• [Assignment]: Search the records below for the word "organismo", then return every line where it appears.
──────── Input records
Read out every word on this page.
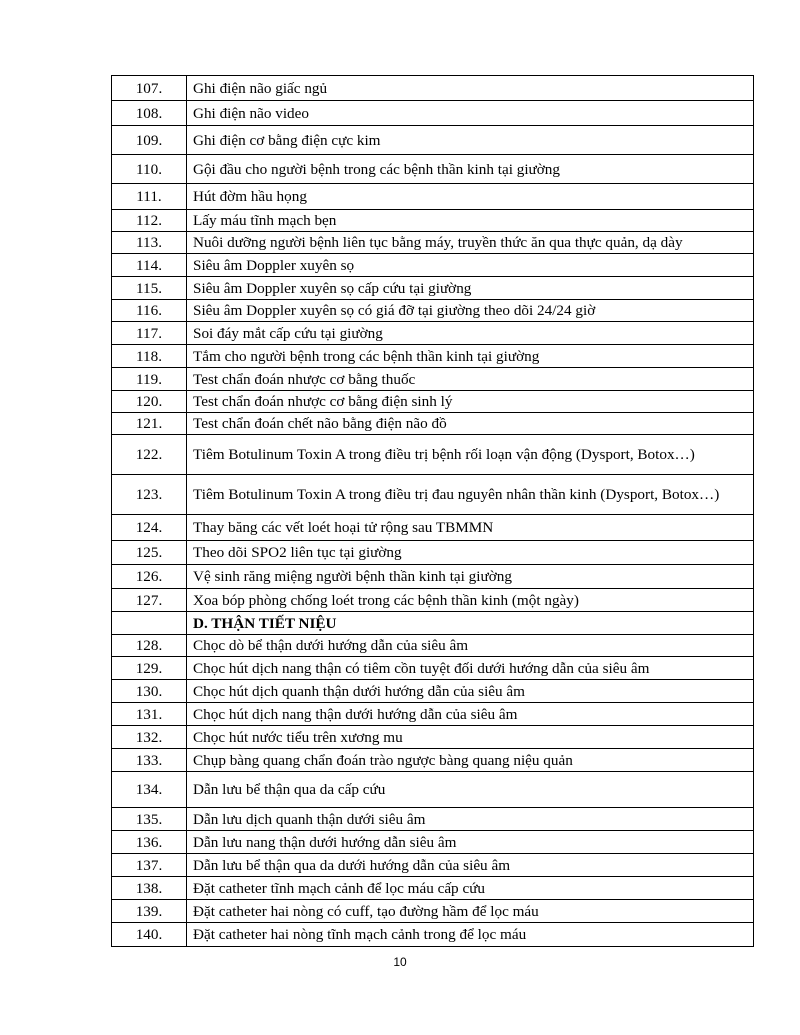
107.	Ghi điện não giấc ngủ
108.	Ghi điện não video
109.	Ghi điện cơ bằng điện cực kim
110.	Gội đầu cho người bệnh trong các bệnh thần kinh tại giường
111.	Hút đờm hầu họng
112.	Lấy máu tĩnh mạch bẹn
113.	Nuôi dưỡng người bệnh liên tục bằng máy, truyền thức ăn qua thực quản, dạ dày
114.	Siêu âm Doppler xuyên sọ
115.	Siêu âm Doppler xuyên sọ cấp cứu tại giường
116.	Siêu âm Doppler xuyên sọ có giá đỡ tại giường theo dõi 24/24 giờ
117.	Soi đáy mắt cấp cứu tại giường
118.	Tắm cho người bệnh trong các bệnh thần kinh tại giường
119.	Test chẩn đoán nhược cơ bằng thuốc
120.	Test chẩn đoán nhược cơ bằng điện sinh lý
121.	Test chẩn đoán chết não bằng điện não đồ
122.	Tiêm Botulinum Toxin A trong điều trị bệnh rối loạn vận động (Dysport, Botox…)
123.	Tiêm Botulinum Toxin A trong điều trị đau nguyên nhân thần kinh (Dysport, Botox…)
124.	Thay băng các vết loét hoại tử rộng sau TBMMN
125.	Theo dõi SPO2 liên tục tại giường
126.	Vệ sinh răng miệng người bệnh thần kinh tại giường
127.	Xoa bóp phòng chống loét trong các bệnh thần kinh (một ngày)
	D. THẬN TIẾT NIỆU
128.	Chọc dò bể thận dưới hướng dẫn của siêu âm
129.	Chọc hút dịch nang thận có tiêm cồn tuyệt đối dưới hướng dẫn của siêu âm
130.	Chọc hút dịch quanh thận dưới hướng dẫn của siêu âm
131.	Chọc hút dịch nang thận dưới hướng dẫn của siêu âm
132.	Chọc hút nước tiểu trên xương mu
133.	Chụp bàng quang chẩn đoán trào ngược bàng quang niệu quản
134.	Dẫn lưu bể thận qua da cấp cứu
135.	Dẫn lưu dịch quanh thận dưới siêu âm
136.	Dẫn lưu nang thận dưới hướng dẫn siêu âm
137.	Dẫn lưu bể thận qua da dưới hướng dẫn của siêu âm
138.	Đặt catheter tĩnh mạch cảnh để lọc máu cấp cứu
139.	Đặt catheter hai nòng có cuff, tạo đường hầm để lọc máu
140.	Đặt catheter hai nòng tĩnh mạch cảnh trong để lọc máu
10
────────────────
──────── Input records
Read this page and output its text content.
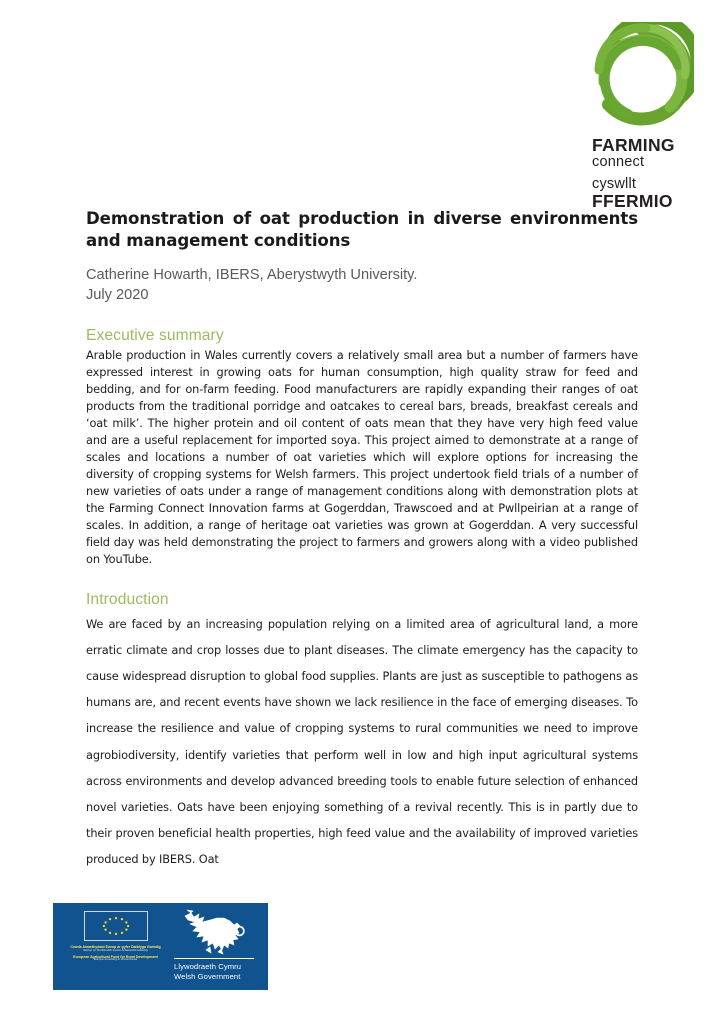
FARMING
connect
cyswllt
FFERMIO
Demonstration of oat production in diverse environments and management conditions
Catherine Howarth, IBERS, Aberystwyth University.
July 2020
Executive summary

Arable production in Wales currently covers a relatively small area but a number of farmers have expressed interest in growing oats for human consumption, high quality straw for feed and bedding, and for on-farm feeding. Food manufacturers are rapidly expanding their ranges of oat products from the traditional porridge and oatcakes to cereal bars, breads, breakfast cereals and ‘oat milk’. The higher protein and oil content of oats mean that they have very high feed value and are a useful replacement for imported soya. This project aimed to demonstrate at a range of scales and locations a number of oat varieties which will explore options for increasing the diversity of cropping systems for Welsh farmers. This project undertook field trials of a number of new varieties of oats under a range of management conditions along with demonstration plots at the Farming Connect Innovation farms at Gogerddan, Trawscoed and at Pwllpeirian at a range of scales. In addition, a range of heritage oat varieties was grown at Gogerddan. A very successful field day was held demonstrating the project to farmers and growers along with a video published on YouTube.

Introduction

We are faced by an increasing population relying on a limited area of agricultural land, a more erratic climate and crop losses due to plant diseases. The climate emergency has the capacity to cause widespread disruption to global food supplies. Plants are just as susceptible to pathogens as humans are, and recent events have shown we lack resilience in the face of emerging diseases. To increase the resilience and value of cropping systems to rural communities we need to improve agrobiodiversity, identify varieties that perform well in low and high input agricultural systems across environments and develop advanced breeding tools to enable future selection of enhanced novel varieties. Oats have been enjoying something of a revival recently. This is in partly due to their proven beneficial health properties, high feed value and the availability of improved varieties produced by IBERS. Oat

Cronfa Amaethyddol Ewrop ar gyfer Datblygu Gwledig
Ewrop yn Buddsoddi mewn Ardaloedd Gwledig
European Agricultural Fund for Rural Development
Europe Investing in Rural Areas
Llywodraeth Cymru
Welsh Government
────────────────
──────── Input records
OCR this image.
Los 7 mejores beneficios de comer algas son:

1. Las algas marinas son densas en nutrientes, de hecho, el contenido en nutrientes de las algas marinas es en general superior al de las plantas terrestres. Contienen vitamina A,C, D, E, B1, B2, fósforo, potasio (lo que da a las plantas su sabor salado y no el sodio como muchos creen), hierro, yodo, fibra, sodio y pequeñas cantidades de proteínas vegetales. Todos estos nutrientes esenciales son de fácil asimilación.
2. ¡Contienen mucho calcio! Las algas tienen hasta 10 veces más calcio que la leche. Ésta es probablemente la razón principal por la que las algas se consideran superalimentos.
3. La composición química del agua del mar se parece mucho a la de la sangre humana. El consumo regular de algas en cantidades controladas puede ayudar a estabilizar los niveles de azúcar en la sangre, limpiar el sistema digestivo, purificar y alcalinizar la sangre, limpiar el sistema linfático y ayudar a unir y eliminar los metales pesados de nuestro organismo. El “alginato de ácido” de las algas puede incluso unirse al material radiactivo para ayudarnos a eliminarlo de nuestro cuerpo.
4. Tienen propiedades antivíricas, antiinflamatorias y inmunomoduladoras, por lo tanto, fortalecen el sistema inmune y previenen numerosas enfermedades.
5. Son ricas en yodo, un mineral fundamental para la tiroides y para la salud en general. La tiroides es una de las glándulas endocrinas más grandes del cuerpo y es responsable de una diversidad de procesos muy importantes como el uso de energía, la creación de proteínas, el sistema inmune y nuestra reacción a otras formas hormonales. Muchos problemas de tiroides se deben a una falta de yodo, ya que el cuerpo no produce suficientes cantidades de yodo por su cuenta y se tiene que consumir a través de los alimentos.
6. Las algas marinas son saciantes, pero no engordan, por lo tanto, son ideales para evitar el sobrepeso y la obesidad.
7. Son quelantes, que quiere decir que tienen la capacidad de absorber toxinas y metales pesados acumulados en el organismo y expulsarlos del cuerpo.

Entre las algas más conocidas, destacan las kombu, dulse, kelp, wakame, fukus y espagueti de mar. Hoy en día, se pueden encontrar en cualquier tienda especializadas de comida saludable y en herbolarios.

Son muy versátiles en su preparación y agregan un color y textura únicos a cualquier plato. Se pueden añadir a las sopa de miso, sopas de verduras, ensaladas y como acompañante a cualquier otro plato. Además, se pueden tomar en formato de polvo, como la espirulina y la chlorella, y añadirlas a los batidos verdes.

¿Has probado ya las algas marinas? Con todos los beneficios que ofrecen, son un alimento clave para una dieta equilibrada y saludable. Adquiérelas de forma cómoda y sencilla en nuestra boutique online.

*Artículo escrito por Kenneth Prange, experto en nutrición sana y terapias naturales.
────────────────
• [Problem solution]:
3. La composición química del agua del mar se parece mucho a la de la sangre humana. El consumo regular de algas en cantidades controladas puede ayudar a estabilizar los niveles de azúcar en la sangre, limpiar el sistema digestivo, purificar y alcalinizar la sangre, limpiar el sistema linfático y ayudar a unir y eliminar los metales pesados de nuestro organismo. El “alginato de ácido” de las algas puede incluso unirse al material radiactivo para ayudarnos a eliminarlo de nuestro cuerpo.
7. Son quelantes, que quiere decir que tienen la capacidad de absorber toxinas y metales pesados acumulados en el organismo y expulsarlos del cuerpo.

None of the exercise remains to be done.